**Exercise details:**
All of the data needs to be repeated exactly.

**Data lines:**
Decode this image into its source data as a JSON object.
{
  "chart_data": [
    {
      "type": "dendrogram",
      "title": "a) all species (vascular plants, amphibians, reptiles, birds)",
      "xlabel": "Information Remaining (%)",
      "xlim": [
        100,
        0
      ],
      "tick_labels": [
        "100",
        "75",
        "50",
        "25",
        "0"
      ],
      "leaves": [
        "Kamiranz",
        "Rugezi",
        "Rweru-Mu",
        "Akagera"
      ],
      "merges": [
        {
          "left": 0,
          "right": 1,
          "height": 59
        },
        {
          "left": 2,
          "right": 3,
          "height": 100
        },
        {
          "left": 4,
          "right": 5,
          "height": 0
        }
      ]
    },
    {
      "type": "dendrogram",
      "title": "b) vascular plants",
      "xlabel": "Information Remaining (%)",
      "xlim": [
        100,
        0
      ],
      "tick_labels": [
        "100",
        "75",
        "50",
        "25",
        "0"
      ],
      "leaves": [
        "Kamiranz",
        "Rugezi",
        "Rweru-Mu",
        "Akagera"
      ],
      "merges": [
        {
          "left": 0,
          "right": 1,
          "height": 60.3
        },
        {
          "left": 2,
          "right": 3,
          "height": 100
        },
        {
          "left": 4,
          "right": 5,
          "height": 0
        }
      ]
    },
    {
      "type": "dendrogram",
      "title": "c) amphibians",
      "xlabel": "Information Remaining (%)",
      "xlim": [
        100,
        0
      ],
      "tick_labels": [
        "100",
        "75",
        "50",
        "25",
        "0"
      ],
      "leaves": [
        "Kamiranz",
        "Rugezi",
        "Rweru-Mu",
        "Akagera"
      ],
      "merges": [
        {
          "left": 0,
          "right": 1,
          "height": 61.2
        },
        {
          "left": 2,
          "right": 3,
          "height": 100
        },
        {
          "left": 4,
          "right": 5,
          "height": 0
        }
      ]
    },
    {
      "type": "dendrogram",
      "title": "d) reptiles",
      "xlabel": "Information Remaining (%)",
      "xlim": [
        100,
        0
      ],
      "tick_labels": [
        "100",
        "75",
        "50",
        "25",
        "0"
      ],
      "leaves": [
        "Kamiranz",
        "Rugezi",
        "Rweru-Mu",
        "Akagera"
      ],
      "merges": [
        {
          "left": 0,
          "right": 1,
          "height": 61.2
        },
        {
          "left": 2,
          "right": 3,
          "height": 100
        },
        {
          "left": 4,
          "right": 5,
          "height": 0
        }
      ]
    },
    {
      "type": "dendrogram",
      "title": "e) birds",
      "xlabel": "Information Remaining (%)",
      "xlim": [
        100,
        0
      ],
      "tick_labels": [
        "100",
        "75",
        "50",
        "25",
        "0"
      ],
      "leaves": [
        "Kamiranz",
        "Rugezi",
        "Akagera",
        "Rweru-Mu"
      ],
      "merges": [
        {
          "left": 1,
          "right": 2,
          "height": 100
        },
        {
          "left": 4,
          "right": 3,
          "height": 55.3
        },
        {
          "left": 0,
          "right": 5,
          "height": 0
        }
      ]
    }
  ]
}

**Result of the task:**
Decode this image into its source data as a JSON object.
{
  "chart_data": [
    {
      "type": "dendrogram",
      "title": "a) all species (vascular plants, amphibians, reptiles, birds)",
      "xlabel": "Information Remaining (%)",
      "xlim": [
        100,
        0
      ],
      "tick_labels": [
        "100",
        "75",
        "50",
        "25",
        "0"
      ],
      "leaves": [
        "Kamiranz",
        "Rugezi",
        "Rweru-Mu",
        "Akagera"
      ],
      "merges": [
        {
          "left": 0,
          "right": 1,
          "height": 59
        },
        {
          "left": 2,
          "right": 3,
          "height": 100
        },
        {
          "left": 4,
          "right": 5,
          "height": 0
        }
      ]
    },
    {
      "type": "dendrogram",
      "title": "b) vascular plants",
      "xlabel": "Information Remaining (%)",
      "xlim": [
        100,
        0
      ],
      "tick_labels": [
        "100",
        "75",
        "50",
        "25",
        "0"
      ],
      "leaves": [
        "Kamiranz",
        "Rugezi",
        "Rweru-Mu",
        "Akagera"
      ],
      "merges": [
        {
          "left": 0,
          "right": 1,
          "height": 60.3
        },
        {
          "left": 2,
          "right": 3,
          "height": 100
        },
        {
          "left": 4,
          "right": 5,
          "height": 0
        }
      ]
    },
    {
      "type": "dendrogram",
      "title": "c) amphibians",
      "xlabel": "Information Remaining (%)",
      "xlim": [
        100,
        0
      ],
      "tick_labels": [
        "100",
        "75",
        "50",
        "25",
        "0"
      ],
      "leaves": [
        "Kamiranz",
        "Rugezi",
        "Rweru-Mu",
        "Akagera"
      ],
      "merges": [
        {
          "left": 0,
          "right": 1,
          "height": 61.2
        },
        {
          "left": 2,
          "right": 3,
          "height": 100
        },
        {
          "left": 4,
          "right": 5,
          "height": 0
        }
      ]
    },
    {
      "type": "dendrogram",
      "title": "d) reptiles",
      "xlabel": "Information Remaining (%)",
      "xlim": [
        100,
        0
      ],
      "tick_labels": [
        "100",
        "75",
        "50",
        "25",
        "0"
      ],
      "leaves": [
        "Kamiranz",
        "Rugezi",
        "Rweru-Mu",
        "Akagera"
      ],
      "merges": [
        {
          "left": 0,
          "right": 1,
          "height": 61.2
        },
        {
          "left": 2,
          "right": 3,
          "height": 100
        },
        {
          "left": 4,
          "right": 5,
          "height": 0
        }
      ]
    },
    {
      "type": "dendrogram",
      "title": "e) birds",
      "xlabel": "Information Remaining (%)",
      "xlim": [
        100,
        0
      ],
      "tick_labels": [
        "100",
        "75",
        "50",
        "25",
        "0"
      ],
      "leaves": [
        "Kamiranz",
        "Rugezi",
        "Akagera",
        "Rweru-Mu"
      ],
      "merges": [
        {
          "left": 1,
          "right": 2,
          "height": 100
        },
        {
          "left": 4,
          "right": 3,
          "height": 55.3
        },
        {
          "left": 0,
          "right": 5,
          "height": 0
        }
      ]
    }
  ]
}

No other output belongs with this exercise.